DESCRIPTION OF THE TASK: Locate the lines where "翻译与马戛尔尼访华使团" occurs and copy them as they stand.

SOURCE DATA:
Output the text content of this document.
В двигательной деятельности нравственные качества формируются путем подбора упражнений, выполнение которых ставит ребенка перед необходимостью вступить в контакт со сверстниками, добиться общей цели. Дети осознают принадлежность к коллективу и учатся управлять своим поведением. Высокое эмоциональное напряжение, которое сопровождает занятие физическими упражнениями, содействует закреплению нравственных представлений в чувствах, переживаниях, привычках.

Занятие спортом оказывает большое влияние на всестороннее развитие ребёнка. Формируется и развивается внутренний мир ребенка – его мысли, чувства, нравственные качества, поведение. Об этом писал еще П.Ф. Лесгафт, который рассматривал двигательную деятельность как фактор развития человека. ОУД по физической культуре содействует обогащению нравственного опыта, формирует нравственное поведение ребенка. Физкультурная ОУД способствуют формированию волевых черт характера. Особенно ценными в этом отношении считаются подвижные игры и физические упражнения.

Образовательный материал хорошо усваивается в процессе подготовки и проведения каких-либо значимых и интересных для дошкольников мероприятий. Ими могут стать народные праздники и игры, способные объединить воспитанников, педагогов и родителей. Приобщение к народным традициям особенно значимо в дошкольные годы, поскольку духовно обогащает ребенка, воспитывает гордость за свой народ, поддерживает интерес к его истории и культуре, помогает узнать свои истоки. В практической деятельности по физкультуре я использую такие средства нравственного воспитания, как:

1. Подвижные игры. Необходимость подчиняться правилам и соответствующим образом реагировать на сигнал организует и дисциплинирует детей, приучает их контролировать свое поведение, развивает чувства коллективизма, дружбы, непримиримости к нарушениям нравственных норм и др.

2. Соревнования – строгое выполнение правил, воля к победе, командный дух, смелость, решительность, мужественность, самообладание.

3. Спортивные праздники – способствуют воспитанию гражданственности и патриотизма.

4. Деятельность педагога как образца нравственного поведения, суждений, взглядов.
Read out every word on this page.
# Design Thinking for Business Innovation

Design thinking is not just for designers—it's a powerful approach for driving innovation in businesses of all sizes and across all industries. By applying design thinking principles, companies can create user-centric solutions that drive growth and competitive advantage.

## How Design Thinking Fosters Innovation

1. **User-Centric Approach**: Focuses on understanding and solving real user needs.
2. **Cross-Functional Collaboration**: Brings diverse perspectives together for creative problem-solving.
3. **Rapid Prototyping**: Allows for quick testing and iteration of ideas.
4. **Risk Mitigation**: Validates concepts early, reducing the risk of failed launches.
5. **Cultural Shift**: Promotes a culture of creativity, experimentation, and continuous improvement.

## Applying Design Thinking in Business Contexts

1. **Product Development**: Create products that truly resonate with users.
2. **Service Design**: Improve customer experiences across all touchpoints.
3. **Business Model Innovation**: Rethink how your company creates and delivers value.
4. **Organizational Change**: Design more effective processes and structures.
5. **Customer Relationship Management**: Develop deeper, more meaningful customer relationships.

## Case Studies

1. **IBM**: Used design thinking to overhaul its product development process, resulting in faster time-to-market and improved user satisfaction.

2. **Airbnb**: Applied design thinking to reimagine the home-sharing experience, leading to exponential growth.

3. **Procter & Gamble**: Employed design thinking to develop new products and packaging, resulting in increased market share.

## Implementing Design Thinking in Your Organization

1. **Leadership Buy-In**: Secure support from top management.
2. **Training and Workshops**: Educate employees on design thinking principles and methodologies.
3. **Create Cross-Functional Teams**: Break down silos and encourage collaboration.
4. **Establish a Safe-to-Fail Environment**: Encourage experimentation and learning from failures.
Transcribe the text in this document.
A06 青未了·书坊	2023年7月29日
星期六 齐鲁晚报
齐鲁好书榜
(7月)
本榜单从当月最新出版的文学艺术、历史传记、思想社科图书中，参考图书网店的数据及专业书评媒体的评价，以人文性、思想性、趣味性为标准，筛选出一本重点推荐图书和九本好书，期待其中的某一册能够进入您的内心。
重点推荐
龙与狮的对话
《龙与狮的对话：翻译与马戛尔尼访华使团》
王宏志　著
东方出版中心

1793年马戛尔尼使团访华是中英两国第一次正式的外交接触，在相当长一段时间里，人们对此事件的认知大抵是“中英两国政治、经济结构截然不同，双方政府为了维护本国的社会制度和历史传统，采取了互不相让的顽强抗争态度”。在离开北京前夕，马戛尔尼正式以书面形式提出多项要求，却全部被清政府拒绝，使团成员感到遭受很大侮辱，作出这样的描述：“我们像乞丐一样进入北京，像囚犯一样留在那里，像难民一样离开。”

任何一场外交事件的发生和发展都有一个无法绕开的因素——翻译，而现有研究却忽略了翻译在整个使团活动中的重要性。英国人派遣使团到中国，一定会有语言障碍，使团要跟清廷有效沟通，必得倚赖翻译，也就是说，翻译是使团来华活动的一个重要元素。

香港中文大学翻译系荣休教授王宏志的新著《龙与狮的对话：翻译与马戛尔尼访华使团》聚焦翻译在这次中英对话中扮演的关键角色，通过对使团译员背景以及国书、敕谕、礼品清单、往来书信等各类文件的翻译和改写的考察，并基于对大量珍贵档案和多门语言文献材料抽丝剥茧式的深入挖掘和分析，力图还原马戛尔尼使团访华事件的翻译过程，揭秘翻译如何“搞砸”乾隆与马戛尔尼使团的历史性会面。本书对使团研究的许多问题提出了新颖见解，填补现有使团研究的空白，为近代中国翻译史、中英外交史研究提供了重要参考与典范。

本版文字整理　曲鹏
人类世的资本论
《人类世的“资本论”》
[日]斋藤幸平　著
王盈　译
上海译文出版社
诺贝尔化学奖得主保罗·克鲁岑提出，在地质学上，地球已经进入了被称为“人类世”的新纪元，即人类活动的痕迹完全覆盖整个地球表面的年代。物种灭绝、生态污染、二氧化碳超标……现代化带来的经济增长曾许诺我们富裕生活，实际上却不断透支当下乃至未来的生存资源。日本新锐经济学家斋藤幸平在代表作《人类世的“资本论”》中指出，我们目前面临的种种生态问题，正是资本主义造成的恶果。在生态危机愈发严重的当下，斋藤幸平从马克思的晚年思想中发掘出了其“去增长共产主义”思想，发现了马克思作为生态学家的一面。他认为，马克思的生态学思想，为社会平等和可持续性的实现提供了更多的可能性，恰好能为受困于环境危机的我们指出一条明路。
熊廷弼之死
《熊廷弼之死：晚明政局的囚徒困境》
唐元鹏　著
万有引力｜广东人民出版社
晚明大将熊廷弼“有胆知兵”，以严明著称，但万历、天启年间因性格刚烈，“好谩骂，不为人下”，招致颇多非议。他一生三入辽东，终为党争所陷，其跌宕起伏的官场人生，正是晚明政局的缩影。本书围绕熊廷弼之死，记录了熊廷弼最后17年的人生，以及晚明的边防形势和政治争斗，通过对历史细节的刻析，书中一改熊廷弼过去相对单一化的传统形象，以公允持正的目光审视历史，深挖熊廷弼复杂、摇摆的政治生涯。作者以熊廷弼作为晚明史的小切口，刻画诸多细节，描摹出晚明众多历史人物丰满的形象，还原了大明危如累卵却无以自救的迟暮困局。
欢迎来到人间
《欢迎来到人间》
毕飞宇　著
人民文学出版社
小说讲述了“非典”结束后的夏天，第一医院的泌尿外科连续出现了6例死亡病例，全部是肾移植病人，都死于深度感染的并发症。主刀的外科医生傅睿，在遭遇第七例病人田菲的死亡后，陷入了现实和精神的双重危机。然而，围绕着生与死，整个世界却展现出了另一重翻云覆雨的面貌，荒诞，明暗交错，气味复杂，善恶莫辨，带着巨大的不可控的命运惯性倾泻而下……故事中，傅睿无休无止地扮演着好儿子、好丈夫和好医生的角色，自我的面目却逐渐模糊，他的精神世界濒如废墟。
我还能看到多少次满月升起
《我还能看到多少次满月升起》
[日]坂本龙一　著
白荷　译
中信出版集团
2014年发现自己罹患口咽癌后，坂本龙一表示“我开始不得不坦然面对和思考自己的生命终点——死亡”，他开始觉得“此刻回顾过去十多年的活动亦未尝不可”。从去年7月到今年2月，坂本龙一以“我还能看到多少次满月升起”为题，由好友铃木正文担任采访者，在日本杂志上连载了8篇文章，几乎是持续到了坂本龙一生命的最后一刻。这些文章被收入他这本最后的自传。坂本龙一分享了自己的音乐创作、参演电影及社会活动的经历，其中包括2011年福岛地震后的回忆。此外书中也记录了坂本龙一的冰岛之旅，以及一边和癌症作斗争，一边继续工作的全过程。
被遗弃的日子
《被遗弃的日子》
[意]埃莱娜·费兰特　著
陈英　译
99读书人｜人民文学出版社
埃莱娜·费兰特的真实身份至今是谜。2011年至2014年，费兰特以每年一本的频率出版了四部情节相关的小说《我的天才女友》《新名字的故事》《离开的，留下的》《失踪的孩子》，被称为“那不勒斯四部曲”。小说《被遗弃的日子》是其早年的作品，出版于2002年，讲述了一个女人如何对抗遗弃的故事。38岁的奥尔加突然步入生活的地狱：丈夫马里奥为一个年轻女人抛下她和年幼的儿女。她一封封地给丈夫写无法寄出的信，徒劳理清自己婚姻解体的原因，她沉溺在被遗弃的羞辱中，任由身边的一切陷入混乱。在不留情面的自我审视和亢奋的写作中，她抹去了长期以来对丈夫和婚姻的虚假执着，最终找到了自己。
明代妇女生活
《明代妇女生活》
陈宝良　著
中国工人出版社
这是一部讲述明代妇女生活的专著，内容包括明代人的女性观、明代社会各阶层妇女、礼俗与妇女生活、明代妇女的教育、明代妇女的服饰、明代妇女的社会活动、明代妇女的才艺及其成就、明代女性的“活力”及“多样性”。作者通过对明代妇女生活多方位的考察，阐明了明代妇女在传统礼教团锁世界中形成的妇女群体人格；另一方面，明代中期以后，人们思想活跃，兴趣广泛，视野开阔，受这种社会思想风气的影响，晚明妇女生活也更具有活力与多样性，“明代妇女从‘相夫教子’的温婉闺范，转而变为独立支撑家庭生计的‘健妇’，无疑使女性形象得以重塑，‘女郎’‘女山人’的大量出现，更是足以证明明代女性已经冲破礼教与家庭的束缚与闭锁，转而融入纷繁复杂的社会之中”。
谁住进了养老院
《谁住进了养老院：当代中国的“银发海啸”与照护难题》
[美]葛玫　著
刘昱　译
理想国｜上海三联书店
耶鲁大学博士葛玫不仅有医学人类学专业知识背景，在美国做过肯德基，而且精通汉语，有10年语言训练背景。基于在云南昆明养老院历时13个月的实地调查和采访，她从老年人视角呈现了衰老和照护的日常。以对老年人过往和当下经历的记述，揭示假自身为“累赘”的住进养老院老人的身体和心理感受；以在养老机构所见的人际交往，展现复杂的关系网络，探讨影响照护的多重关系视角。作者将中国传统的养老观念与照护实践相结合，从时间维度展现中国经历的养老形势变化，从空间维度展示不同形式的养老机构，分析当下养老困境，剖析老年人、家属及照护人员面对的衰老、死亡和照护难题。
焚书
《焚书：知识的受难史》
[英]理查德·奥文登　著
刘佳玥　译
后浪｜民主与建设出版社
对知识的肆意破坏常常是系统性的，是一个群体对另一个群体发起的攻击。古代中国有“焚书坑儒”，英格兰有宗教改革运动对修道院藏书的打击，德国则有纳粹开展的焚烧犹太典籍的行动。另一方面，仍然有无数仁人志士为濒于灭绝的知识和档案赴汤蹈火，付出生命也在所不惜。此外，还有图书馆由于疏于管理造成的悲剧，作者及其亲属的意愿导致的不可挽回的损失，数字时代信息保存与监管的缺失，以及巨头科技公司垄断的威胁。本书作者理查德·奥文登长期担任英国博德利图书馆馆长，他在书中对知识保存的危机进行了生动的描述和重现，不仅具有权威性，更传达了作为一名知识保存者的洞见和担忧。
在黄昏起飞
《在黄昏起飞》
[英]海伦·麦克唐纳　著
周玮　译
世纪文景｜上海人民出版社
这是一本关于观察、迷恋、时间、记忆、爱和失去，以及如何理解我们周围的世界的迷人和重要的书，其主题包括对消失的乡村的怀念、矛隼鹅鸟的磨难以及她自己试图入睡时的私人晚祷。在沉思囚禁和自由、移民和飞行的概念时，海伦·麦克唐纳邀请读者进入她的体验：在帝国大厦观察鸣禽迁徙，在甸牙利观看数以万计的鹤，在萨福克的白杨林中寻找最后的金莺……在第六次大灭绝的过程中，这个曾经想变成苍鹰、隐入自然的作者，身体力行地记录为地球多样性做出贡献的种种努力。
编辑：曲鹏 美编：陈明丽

SOLUTION TO THIS PROBLEM:
《龙与狮的对话：翻译与马戛尔尼访华使团》
香港中文大学翻译系荣休教授王宏志的新著《龙与狮的对话：翻译与马戛尔尼访华使团》聚焦翻译在这次中英对话中扮演的关键角色，通过对使团译员背景以及国书、敕谕、礼品清单、往来书信等各类文件的翻译和改写的考察，并基于对大量珍贵档案和多门语言文献材料抽丝剥茧式的深入挖掘和分析，力图还原马戛尔尼使团访华事件的翻译过程，揭秘翻译如何“搞砸”乾隆与马戛尔尼使团的历史性会面。本书对使团研究的许多问题提出了新颖见解，填补现有使团研究的空白，为近代中国翻译史、中英外交史研究提供了重要参考与典范。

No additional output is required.